Collection entries:
━━━━━━━━

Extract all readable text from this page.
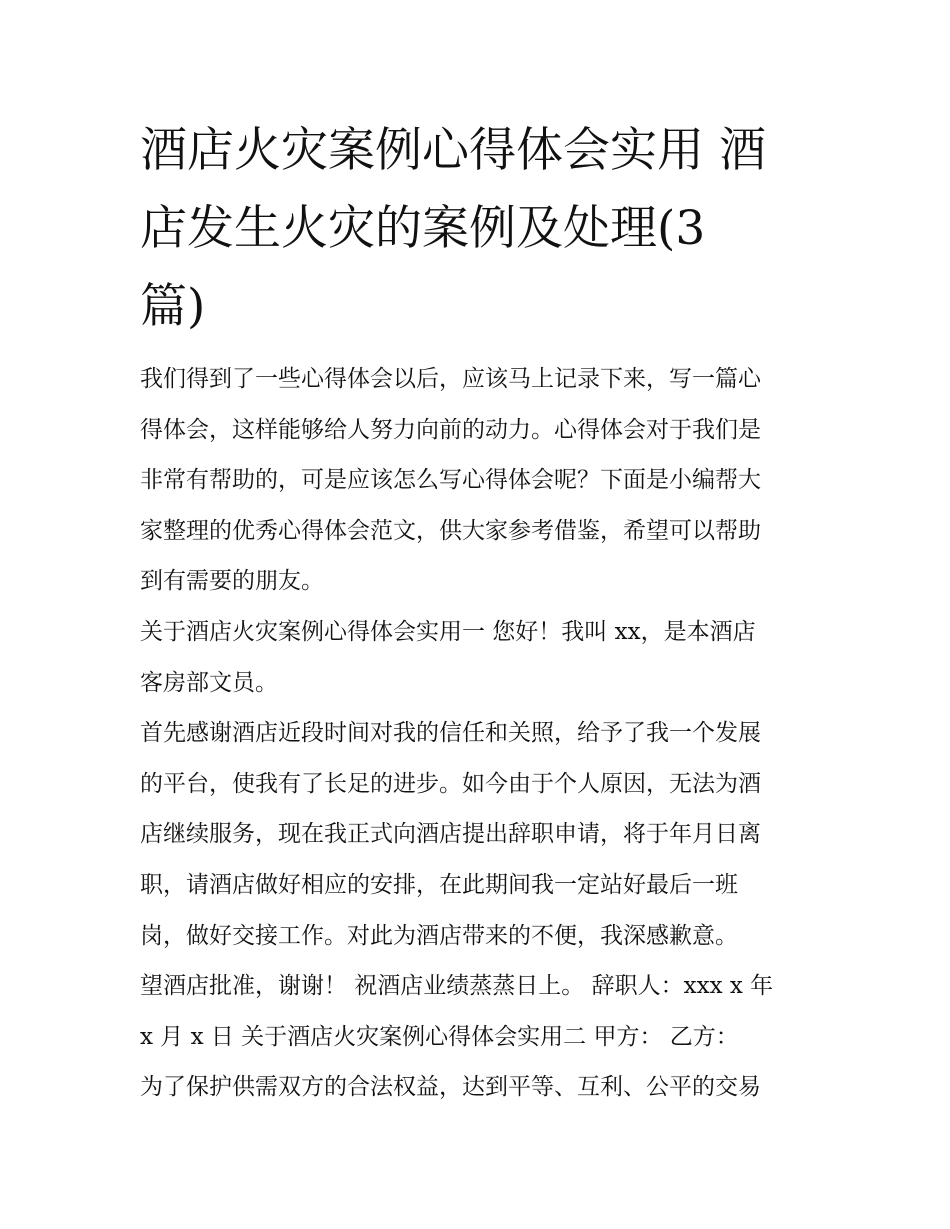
酒店火灾案例心得体会实用 酒
店发生火灾的案例及处理(3
篇)
我们得到了一些心得体会以后，应该马上记录下来，写一篇心
得体会，这样能够给人努力向前的动力。心得体会对于我们是
非常有帮助的，可是应该怎么写心得体会呢？下面是小编帮大
家整理的优秀心得体会范文，供大家参考借鉴，希望可以帮助
到有需要的朋友。
关于酒店火灾案例心得体会实用一 您好！我叫 xx，是本酒店
客房部文员。
首先感谢酒店近段时间对我的信任和关照，给予了我一个发展
的平台，使我有了长足的进步。如今由于个人原因，无法为酒
店继续服务，现在我正式向酒店提出辞职申请，将于年月日离
职，请酒店做好相应的安排，在此期间我一定站好最后一班
岗，做好交接工作。对此为酒店带来的不便，我深感歉意。
望酒店批准，谢谢！ 祝酒店业绩蒸蒸日上。 辞职人：xxx x 年
x 月 x 日 关于酒店火灾案例心得体会实用二 甲方： 乙方：
为了保护供需双方的合法权益，达到平等、互利、公平的交易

━━━━━━━━

Work required:
Every entry must be transcribed exactly. Pictures do not belong in the copy.

Written reply:
Extract all readable text from this page.
酒店火灾案例心得体会实用 酒
店发生火灾的案例及处理(3
篇)
我们得到了一些心得体会以后，应该马上记录下来，写一篇心
得体会，这样能够给人努力向前的动力。心得体会对于我们是
非常有帮助的，可是应该怎么写心得体会呢？下面是小编帮大
家整理的优秀心得体会范文，供大家参考借鉴，希望可以帮助
到有需要的朋友。
关于酒店火灾案例心得体会实用一 您好！我叫 xx，是本酒店
客房部文员。
首先感谢酒店近段时间对我的信任和关照，给予了我一个发展
的平台，使我有了长足的进步。如今由于个人原因，无法为酒
店继续服务，现在我正式向酒店提出辞职申请，将于年月日离
职，请酒店做好相应的安排，在此期间我一定站好最后一班
岗，做好交接工作。对此为酒店带来的不便，我深感歉意。
望酒店批准，谢谢！ 祝酒店业绩蒸蒸日上。 辞职人：xxx x 年
x 月 x 日 关于酒店火灾案例心得体会实用二 甲方： 乙方：
为了保护供需双方的合法权益，达到平等、互利、公平的交易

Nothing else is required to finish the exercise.